What the task requires ▸
Say how many lines hold the string "форме", and nothing more.
══════
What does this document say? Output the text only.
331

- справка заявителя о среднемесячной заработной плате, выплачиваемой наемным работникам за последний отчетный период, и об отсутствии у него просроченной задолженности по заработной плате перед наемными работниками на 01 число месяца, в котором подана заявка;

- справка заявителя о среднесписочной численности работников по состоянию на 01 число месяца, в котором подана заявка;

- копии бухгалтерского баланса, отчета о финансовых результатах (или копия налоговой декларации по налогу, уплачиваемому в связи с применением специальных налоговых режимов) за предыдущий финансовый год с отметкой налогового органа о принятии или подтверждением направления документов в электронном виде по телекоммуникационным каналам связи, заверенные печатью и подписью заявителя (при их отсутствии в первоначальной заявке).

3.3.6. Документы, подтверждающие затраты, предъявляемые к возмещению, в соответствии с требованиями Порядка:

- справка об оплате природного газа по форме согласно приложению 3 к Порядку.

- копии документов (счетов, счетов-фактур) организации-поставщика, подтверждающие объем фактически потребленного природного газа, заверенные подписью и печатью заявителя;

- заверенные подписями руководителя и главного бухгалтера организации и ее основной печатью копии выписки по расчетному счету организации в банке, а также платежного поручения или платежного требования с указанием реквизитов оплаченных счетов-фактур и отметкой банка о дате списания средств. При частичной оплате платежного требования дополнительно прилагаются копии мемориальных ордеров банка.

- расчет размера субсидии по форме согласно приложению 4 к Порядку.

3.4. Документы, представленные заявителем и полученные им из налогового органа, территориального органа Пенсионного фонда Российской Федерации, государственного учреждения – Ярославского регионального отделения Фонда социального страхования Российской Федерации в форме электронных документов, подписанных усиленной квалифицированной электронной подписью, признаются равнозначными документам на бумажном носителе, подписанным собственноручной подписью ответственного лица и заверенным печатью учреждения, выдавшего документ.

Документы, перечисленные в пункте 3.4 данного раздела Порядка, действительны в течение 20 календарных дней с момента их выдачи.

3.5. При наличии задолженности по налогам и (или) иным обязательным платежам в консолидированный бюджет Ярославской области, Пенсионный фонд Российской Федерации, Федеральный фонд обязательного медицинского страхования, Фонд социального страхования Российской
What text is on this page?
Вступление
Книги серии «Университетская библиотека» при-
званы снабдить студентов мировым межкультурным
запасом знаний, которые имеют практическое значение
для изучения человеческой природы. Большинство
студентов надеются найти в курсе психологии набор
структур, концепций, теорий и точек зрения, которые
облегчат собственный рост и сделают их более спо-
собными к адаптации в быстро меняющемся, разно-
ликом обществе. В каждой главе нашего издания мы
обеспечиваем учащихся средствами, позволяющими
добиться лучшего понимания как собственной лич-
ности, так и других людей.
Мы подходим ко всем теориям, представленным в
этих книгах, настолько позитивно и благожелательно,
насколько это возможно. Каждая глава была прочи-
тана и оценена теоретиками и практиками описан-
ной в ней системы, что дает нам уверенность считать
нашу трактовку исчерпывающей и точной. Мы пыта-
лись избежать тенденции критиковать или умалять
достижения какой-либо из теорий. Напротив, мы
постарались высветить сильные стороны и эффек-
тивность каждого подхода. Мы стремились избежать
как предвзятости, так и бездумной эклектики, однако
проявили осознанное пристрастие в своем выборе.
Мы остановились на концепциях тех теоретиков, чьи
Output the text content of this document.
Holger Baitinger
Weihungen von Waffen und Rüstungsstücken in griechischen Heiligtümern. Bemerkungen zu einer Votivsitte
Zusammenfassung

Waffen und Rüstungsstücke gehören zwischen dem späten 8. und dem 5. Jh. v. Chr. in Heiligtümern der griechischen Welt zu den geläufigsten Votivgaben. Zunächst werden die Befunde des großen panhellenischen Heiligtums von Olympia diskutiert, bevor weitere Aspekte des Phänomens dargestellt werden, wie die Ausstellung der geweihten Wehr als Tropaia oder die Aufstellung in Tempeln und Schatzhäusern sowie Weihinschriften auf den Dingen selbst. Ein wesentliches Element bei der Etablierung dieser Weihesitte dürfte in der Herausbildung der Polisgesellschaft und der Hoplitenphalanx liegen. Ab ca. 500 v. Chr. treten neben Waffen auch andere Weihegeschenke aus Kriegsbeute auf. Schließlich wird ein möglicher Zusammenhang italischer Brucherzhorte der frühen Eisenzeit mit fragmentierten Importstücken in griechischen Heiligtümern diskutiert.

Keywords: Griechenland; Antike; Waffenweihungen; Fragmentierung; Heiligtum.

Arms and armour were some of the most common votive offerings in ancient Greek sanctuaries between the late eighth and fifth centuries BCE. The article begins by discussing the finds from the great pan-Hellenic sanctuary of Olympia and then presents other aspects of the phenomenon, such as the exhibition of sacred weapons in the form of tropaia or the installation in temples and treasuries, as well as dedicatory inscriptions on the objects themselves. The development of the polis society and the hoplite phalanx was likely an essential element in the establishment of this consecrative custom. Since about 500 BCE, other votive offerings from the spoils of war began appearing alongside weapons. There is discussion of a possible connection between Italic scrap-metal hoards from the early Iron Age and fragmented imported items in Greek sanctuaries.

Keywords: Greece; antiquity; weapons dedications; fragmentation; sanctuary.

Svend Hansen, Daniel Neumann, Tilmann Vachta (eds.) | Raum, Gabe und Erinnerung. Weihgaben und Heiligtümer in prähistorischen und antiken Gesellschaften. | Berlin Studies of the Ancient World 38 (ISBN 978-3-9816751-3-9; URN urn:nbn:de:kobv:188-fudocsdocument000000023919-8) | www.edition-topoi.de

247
══════
Result below ▸
3